» **RECORDED INFORMATION**:
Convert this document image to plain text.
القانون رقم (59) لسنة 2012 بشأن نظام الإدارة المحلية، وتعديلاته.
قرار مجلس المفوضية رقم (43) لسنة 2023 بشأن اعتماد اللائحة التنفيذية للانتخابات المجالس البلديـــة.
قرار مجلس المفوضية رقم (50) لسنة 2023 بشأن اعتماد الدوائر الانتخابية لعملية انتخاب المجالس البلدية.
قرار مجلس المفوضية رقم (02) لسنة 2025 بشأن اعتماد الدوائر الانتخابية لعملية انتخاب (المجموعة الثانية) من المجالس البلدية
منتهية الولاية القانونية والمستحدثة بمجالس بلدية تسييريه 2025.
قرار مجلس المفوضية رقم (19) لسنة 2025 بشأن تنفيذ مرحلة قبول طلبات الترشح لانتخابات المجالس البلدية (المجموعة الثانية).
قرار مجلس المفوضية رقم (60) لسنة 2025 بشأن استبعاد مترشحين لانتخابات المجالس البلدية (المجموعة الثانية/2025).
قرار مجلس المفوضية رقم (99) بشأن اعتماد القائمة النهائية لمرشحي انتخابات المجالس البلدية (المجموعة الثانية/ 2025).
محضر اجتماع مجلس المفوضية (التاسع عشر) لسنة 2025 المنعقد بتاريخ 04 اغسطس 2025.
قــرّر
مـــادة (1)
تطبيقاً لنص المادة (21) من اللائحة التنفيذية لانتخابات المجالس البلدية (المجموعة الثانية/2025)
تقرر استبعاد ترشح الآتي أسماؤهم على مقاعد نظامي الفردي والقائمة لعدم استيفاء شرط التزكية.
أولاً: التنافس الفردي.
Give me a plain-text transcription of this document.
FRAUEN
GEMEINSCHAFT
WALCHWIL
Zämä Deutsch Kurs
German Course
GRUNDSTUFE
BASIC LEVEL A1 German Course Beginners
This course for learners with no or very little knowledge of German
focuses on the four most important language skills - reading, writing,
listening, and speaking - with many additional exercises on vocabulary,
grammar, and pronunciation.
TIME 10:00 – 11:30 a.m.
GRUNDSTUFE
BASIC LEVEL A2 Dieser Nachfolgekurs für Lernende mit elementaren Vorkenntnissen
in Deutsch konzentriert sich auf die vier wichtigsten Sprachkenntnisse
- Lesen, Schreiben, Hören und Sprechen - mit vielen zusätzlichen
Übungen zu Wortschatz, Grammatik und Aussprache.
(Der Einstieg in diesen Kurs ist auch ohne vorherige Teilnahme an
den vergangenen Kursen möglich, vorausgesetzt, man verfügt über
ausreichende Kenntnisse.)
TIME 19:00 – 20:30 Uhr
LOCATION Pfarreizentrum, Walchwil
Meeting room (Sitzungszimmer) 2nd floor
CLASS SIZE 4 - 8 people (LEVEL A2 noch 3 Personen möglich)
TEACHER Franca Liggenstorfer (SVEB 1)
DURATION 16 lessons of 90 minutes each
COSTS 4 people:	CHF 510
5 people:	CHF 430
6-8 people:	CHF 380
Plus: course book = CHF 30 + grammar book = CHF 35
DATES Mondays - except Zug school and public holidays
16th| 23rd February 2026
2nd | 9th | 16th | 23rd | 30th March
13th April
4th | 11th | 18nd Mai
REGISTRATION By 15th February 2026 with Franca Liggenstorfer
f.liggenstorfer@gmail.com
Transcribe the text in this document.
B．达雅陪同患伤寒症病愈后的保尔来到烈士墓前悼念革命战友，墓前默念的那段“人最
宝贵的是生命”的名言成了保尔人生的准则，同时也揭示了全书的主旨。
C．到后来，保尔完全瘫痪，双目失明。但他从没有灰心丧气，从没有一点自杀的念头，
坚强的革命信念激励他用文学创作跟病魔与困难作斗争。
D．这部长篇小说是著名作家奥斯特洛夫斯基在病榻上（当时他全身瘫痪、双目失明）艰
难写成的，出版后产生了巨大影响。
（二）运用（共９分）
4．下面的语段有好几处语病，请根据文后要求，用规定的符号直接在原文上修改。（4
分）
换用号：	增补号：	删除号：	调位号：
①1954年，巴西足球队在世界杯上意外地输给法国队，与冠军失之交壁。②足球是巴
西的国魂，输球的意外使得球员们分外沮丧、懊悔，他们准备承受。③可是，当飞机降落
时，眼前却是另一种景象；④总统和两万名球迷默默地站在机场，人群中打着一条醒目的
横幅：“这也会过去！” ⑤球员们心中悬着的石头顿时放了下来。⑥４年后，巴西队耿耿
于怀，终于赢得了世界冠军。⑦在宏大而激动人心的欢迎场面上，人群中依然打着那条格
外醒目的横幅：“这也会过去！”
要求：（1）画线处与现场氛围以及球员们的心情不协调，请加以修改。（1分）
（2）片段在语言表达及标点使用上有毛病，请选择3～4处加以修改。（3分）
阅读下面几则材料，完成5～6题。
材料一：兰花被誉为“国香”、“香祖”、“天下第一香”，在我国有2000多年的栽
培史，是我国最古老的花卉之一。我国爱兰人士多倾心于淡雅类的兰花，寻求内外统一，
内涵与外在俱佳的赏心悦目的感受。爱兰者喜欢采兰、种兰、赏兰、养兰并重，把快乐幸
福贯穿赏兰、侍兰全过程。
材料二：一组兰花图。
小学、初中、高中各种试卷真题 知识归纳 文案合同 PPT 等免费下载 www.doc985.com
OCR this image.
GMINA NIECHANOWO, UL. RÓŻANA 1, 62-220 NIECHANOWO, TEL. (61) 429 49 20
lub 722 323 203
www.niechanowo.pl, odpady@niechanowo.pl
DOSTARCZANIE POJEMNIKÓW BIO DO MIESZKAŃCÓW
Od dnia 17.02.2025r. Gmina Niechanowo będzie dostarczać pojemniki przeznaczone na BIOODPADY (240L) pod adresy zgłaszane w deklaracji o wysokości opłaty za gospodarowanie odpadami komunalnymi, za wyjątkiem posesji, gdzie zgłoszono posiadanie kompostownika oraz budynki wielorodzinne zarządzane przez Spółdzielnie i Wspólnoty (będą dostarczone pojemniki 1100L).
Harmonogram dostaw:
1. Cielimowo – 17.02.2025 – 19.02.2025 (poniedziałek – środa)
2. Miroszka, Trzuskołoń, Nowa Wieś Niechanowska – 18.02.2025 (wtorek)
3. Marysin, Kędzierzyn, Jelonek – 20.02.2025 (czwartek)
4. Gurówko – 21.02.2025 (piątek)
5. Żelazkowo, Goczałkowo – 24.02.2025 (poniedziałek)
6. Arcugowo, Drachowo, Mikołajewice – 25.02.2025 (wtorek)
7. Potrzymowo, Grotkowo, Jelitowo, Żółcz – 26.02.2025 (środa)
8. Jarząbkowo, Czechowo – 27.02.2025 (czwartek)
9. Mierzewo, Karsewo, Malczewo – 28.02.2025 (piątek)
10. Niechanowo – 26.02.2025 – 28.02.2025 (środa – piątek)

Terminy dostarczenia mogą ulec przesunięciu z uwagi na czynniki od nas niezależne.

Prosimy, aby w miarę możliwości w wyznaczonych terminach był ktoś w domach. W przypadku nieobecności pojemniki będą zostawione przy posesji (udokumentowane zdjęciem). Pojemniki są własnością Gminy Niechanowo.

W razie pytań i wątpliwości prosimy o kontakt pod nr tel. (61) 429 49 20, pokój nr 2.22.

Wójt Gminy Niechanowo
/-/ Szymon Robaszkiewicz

» **THE REQUEST**: Give the records above again, word for word.

» **OUTPUT OF THE EXERCISE**:
Convert this document image to plain text.
القانون رقم (59) لسنة 2012 بشأن نظام الإدارة المحلية، وتعديلاته.
قرار مجلس المفوضية رقم (43) لسنة 2023 بشأن اعتماد اللائحة التنفيذية للانتخابات المجالس البلديـــة.
قرار مجلس المفوضية رقم (50) لسنة 2023 بشأن اعتماد الدوائر الانتخابية لعملية انتخاب المجالس البلدية.
قرار مجلس المفوضية رقم (02) لسنة 2025 بشأن اعتماد الدوائر الانتخابية لعملية انتخاب (المجموعة الثانية) من المجالس البلدية
منتهية الولاية القانونية والمستحدثة بمجالس بلدية تسييريه 2025.
قرار مجلس المفوضية رقم (19) لسنة 2025 بشأن تنفيذ مرحلة قبول طلبات الترشح لانتخابات المجالس البلدية (المجموعة الثانية).
قرار مجلس المفوضية رقم (60) لسنة 2025 بشأن استبعاد مترشحين لانتخابات المجالس البلدية (المجموعة الثانية/2025).
قرار مجلس المفوضية رقم (99) بشأن اعتماد القائمة النهائية لمرشحي انتخابات المجالس البلدية (المجموعة الثانية/ 2025).
محضر اجتماع مجلس المفوضية (التاسع عشر) لسنة 2025 المنعقد بتاريخ 04 اغسطس 2025.
قــرّر
مـــادة (1)
تطبيقاً لنص المادة (21) من اللائحة التنفيذية لانتخابات المجالس البلدية (المجموعة الثانية/2025)
تقرر استبعاد ترشح الآتي أسماؤهم على مقاعد نظامي الفردي والقائمة لعدم استيفاء شرط التزكية.
أولاً: التنافس الفردي.
Give me a plain-text transcription of this document.
FRAUEN
GEMEINSCHAFT
WALCHWIL
Zämä Deutsch Kurs
German Course
GRUNDSTUFE
BASIC LEVEL A1 German Course Beginners
This course for learners with no or very little knowledge of German
focuses on the four most important language skills - reading, writing,
listening, and speaking - with many additional exercises on vocabulary,
grammar, and pronunciation.
TIME 10:00 – 11:30 a.m.
GRUNDSTUFE
BASIC LEVEL A2 Dieser Nachfolgekurs für Lernende mit elementaren Vorkenntnissen
in Deutsch konzentriert sich auf die vier wichtigsten Sprachkenntnisse
- Lesen, Schreiben, Hören und Sprechen - mit vielen zusätzlichen
Übungen zu Wortschatz, Grammatik und Aussprache.
(Der Einstieg in diesen Kurs ist auch ohne vorherige Teilnahme an
den vergangenen Kursen möglich, vorausgesetzt, man verfügt über
ausreichende Kenntnisse.)
TIME 19:00 – 20:30 Uhr
LOCATION Pfarreizentrum, Walchwil
Meeting room (Sitzungszimmer) 2nd floor
CLASS SIZE 4 - 8 people (LEVEL A2 noch 3 Personen möglich)
TEACHER Franca Liggenstorfer (SVEB 1)
DURATION 16 lessons of 90 minutes each
COSTS 4 people:	CHF 510
5 people:	CHF 430
6-8 people:	CHF 380
Plus: course book = CHF 30 + grammar book = CHF 35
DATES Mondays - except Zug school and public holidays
16th| 23rd February 2026
2nd | 9th | 16th | 23rd | 30th March
13th April
4th | 11th | 18nd Mai
REGISTRATION By 15th February 2026 with Franca Liggenstorfer
f.liggenstorfer@gmail.com
Transcribe the text in this document.
B．达雅陪同患伤寒症病愈后的保尔来到烈士墓前悼念革命战友，墓前默念的那段“人最
宝贵的是生命”的名言成了保尔人生的准则，同时也揭示了全书的主旨。
C．到后来，保尔完全瘫痪，双目失明。但他从没有灰心丧气，从没有一点自杀的念头，
坚强的革命信念激励他用文学创作跟病魔与困难作斗争。
D．这部长篇小说是著名作家奥斯特洛夫斯基在病榻上（当时他全身瘫痪、双目失明）艰
难写成的，出版后产生了巨大影响。
（二）运用（共９分）
4．下面的语段有好几处语病，请根据文后要求，用规定的符号直接在原文上修改。（4
分）
换用号：	增补号：	删除号：	调位号：
①1954年，巴西足球队在世界杯上意外地输给法国队，与冠军失之交壁。②足球是巴
西的国魂，输球的意外使得球员们分外沮丧、懊悔，他们准备承受。③可是，当飞机降落
时，眼前却是另一种景象；④总统和两万名球迷默默地站在机场，人群中打着一条醒目的
横幅：“这也会过去！” ⑤球员们心中悬着的石头顿时放了下来。⑥４年后，巴西队耿耿
于怀，终于赢得了世界冠军。⑦在宏大而激动人心的欢迎场面上，人群中依然打着那条格
外醒目的横幅：“这也会过去！”
要求：（1）画线处与现场氛围以及球员们的心情不协调，请加以修改。（1分）
（2）片段在语言表达及标点使用上有毛病，请选择3～4处加以修改。（3分）
阅读下面几则材料，完成5～6题。
材料一：兰花被誉为“国香”、“香祖”、“天下第一香”，在我国有2000多年的栽
培史，是我国最古老的花卉之一。我国爱兰人士多倾心于淡雅类的兰花，寻求内外统一，
内涵与外在俱佳的赏心悦目的感受。爱兰者喜欢采兰、种兰、赏兰、养兰并重，把快乐幸
福贯穿赏兰、侍兰全过程。
材料二：一组兰花图。
小学、初中、高中各种试卷真题 知识归纳 文案合同 PPT 等免费下载 www.doc985.com
OCR this image.
GMINA NIECHANOWO, UL. RÓŻANA 1, 62-220 NIECHANOWO, TEL. (61) 429 49 20
lub 722 323 203
www.niechanowo.pl, odpady@niechanowo.pl
DOSTARCZANIE POJEMNIKÓW BIO DO MIESZKAŃCÓW
Od dnia 17.02.2025r. Gmina Niechanowo będzie dostarczać pojemniki przeznaczone na BIOODPADY (240L) pod adresy zgłaszane w deklaracji o wysokości opłaty za gospodarowanie odpadami komunalnymi, za wyjątkiem posesji, gdzie zgłoszono posiadanie kompostownika oraz budynki wielorodzinne zarządzane przez Spółdzielnie i Wspólnoty (będą dostarczone pojemniki 1100L).
Harmonogram dostaw:
1. Cielimowo – 17.02.2025 – 19.02.2025 (poniedziałek – środa)
2. Miroszka, Trzuskołoń, Nowa Wieś Niechanowska – 18.02.2025 (wtorek)
3. Marysin, Kędzierzyn, Jelonek – 20.02.2025 (czwartek)
4. Gurówko – 21.02.2025 (piątek)
5. Żelazkowo, Goczałkowo – 24.02.2025 (poniedziałek)
6. Arcugowo, Drachowo, Mikołajewice – 25.02.2025 (wtorek)
7. Potrzymowo, Grotkowo, Jelitowo, Żółcz – 26.02.2025 (środa)
8. Jarząbkowo, Czechowo – 27.02.2025 (czwartek)
9. Mierzewo, Karsewo, Malczewo – 28.02.2025 (piątek)
10. Niechanowo – 26.02.2025 – 28.02.2025 (środa – piątek)

Terminy dostarczenia mogą ulec przesunięciu z uwagi na czynniki od nas niezależne.

Prosimy, aby w miarę możliwości w wyznaczonych terminach był ktoś w domach. W przypadku nieobecności pojemniki będą zostawione przy posesji (udokumentowane zdjęciem). Pojemniki są własnością Gminy Niechanowo.

W razie pytań i wątpliwości prosimy o kontakt pod nr tel. (61) 429 49 20, pokój nr 2.22.

Wójt Gminy Niechanowo
/-/ Szymon Robaszkiewicz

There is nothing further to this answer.